* **INFORMATION PROVIDED**
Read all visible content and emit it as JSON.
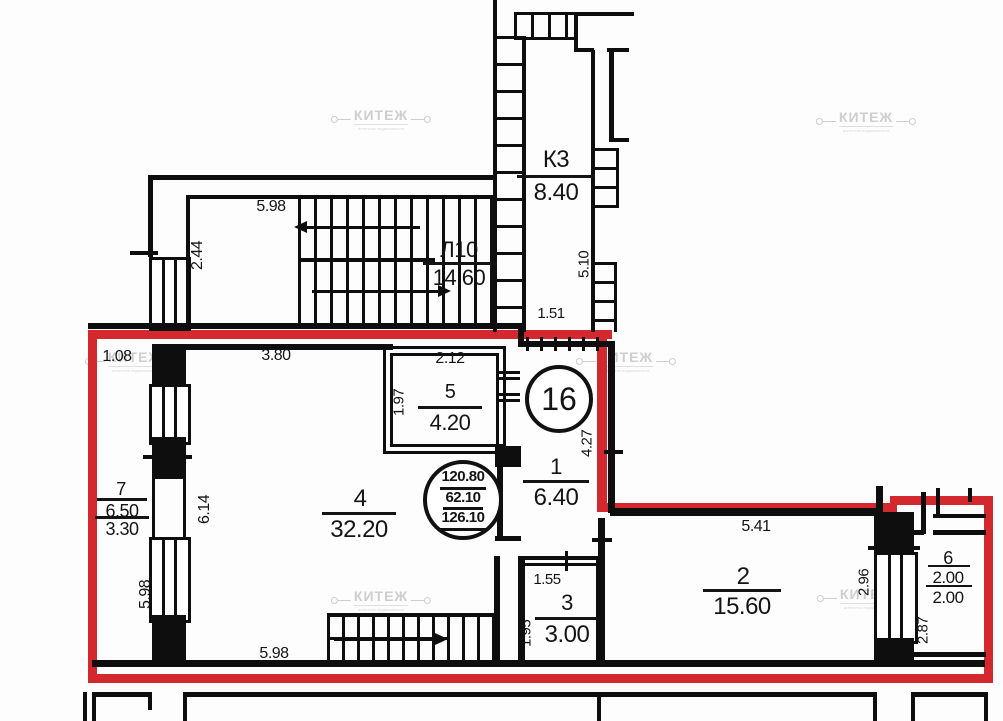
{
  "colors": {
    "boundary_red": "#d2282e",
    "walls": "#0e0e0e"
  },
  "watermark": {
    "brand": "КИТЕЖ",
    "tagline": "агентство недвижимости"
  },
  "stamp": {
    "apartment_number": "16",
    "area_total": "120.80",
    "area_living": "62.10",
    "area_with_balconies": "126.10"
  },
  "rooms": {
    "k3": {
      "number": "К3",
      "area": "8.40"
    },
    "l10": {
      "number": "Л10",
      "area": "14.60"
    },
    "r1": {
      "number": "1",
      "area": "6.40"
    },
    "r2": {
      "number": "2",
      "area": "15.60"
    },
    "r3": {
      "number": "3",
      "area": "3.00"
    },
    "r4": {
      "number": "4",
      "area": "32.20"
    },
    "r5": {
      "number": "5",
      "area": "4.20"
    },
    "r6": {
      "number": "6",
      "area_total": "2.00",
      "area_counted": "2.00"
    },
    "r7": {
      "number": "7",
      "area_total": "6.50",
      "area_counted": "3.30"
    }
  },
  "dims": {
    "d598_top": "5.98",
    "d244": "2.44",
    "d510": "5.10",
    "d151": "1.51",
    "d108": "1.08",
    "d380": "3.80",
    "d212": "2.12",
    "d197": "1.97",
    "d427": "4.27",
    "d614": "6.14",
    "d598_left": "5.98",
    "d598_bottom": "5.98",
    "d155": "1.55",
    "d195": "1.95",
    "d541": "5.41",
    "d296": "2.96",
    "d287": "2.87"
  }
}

--

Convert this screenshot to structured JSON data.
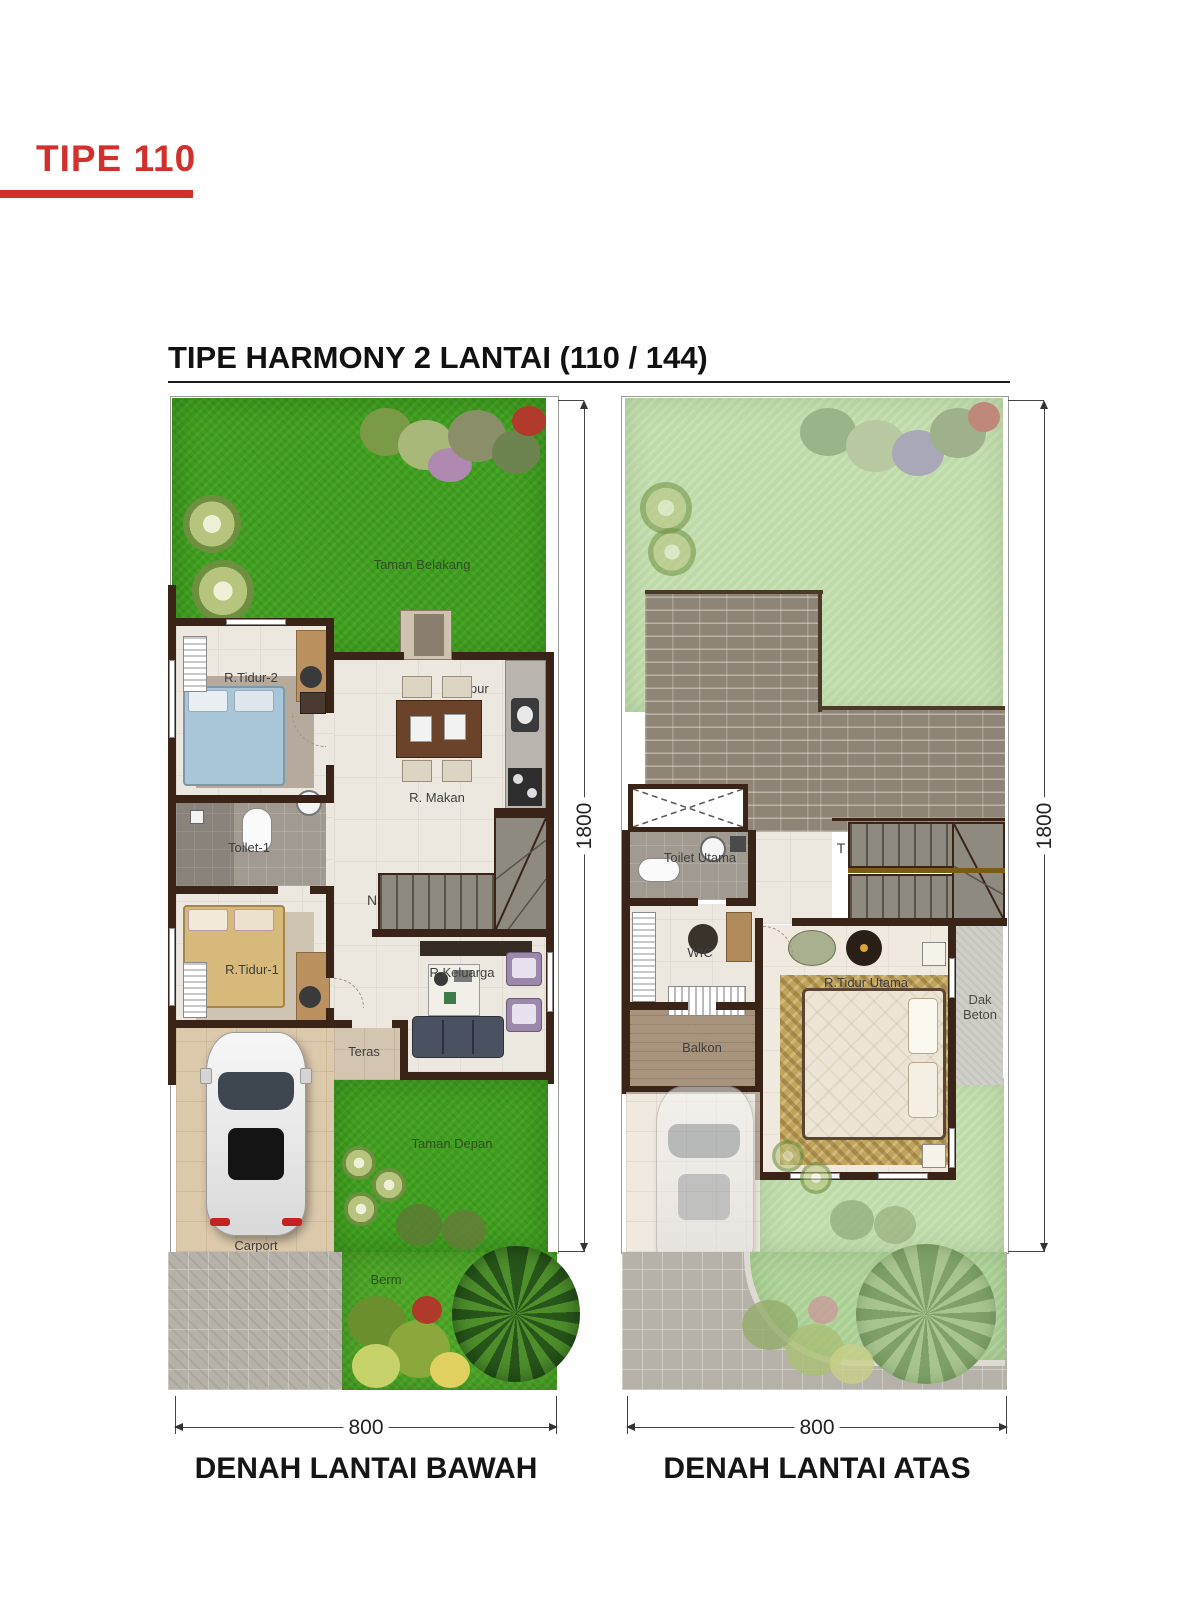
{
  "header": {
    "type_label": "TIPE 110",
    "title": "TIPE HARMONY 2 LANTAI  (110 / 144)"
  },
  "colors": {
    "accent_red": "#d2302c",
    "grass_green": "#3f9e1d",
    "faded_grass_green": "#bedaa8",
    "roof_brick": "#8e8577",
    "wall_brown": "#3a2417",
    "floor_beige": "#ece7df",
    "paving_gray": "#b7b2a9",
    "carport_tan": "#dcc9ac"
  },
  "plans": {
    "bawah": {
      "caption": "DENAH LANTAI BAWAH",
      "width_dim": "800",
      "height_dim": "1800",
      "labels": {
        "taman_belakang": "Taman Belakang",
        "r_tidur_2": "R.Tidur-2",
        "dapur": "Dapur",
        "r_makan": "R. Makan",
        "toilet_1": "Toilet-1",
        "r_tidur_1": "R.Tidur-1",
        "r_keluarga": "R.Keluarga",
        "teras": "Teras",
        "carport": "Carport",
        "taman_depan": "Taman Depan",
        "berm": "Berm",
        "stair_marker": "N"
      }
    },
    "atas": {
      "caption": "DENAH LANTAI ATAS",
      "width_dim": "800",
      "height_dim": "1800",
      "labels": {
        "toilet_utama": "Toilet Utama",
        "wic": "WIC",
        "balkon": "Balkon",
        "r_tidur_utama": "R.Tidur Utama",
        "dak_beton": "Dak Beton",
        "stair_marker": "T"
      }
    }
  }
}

* **WHAT TO WORK ON**
Wherever "Toilet" shows up in a line, copy that line.

* **FINISHED EXERCISE**
        "toilet_1": "Toilet-1",
        "toilet_utama": "Toilet Utama",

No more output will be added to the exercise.